What to produce
Extract all lines containing "text".

Supplied data
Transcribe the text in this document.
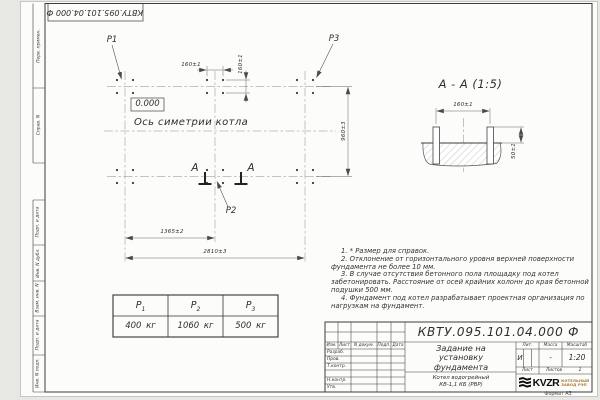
КВТУ.095.101.04.000 Ф
Перв. примен.
Справ. N
Подп. и дата
Инв. N дубл.
Взам. инв. N
Подп. и дата
Инв. N подл.
P1	P3
P2
0.000
Ось симетрии котла
160±1	160±1
960±3
1365±2
2810±3
А	А
А - А (1:5)
160±1
50±1

1. * Размер для справок.

2. Отклонение от горизонтального уровня верхней поверхности фундамента не более 10 мм.

3. В случае отсутствия бетонного пола площадку под котел забетонировать. Расстояние от осей крайних колонн до края бетонной подушки 500 мм.

4. Фундамент под котел разрабатывает проектная организация по нагрузкам на фундамент.

$P_1$	$P_2$	$P_3$
400 кг	1060 кг	500 кг	КВТУ.095.101.04.000 Ф
Изм. Лист N докум. Подп. Дата
Разраб.
Пров.
Т.контр.
Н.контр.
Утв.
Задание на
установку
фундамента
Котел водогрейный
КВ-1,1 КБ (РВР)
Лит.	Масса	Масштаб
И	-	1:20
Лист	Листов	1
KVZR КОТЕЛЬНЫЙ
ЗАВОД РЭП
Формат А3
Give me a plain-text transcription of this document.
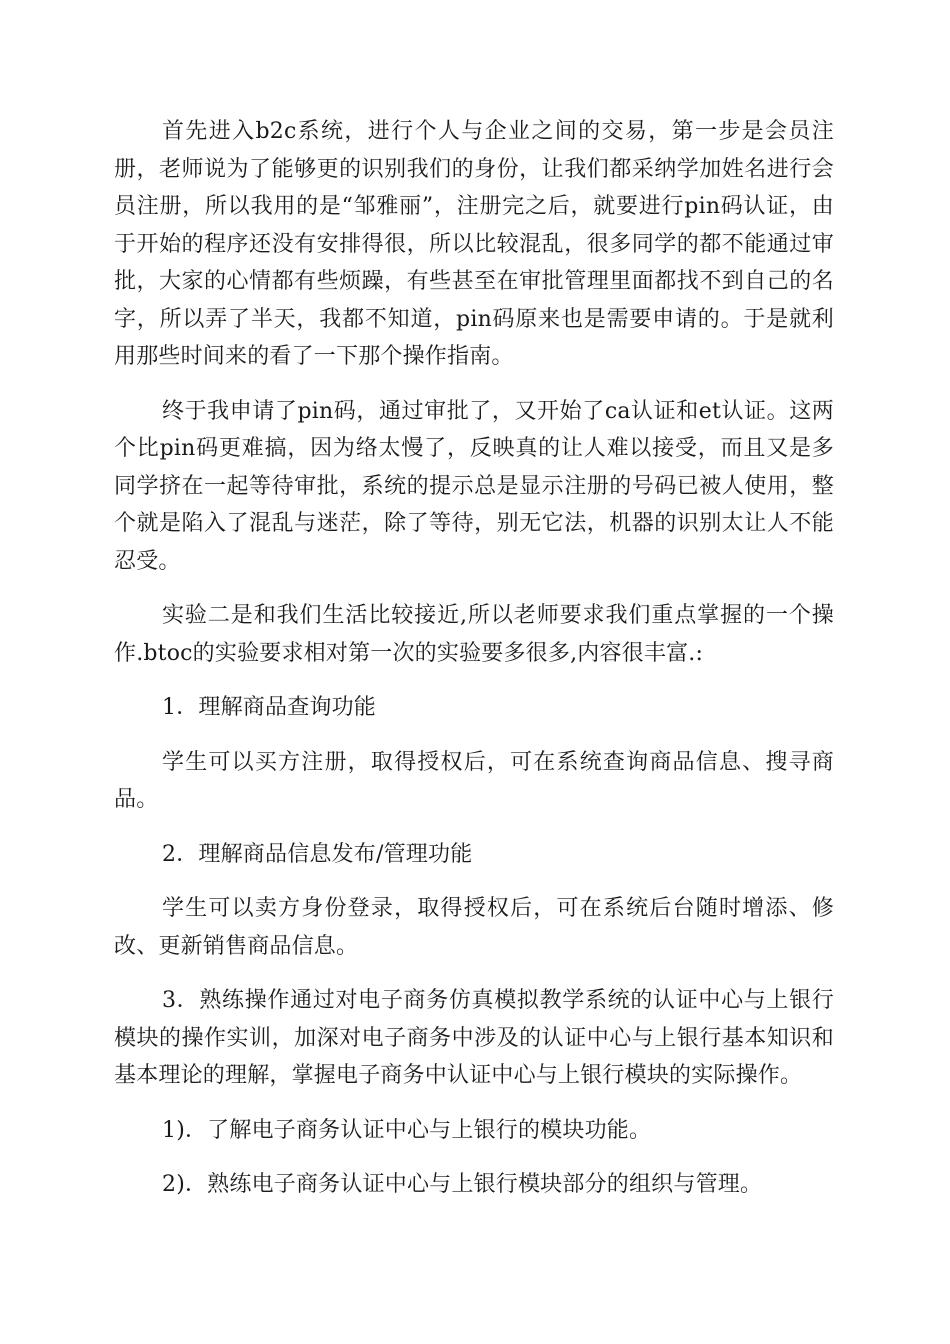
首先进入b2c系统，进行个人与企业之间的交易，第一步是会员注册，老师说为了能够更的识别我们的身份，让我们都采纳学加姓名进行会员注册，所以我用的是“邹雅丽”，注册完之后，就要进行pin码认证，由于开始的程序还没有安排得很，所以比较混乱，很多同学的都不能通过审批，大家的心情都有些烦躁，有些甚至在审批管理里面都找不到自己的名字，所以弄了半天，我都不知道，pin码原来也是需要申请的。于是就利用那些时间来的看了一下那个操作指南。

终于我申请了pin码，通过审批了，又开始了ca认证和et认证。这两个比pin码更难搞，因为络太慢了，反映真的让人难以接受，而且又是多同学挤在一起等待审批，系统的提示总是显示注册的号码已被人使用，整个就是陷入了混乱与迷茫，除了等待，别无它法，机器的识别太让人不能忍受。

实验二是和我们生活比较接近,所以老师要求我们重点掌握的一个操作.btoc的实验要求相对第一次的实验要多很多,内容很丰富.:

1．理解商品查询功能

学生可以买方注册，取得授权后，可在系统查询商品信息、搜寻商品。

2．理解商品信息发布/管理功能

学生可以卖方身份登录，取得授权后，可在系统后台随时增添、修改、更新销售商品信息。

3．熟练操作通过对电子商务仿真模拟教学系统的认证中心与上银行模块的操作实训，加深对电子商务中涉及的认证中心与上银行基本知识和基本理论的理解，掌握电子商务中认证中心与上银行模块的实际操作。

1)．了解电子商务认证中心与上银行的模块功能。

2)．熟练电子商务认证中心与上银行模块部分的组织与管理。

Final result
Transcribe the text in this document.
Give me a plain-text transcription of this document.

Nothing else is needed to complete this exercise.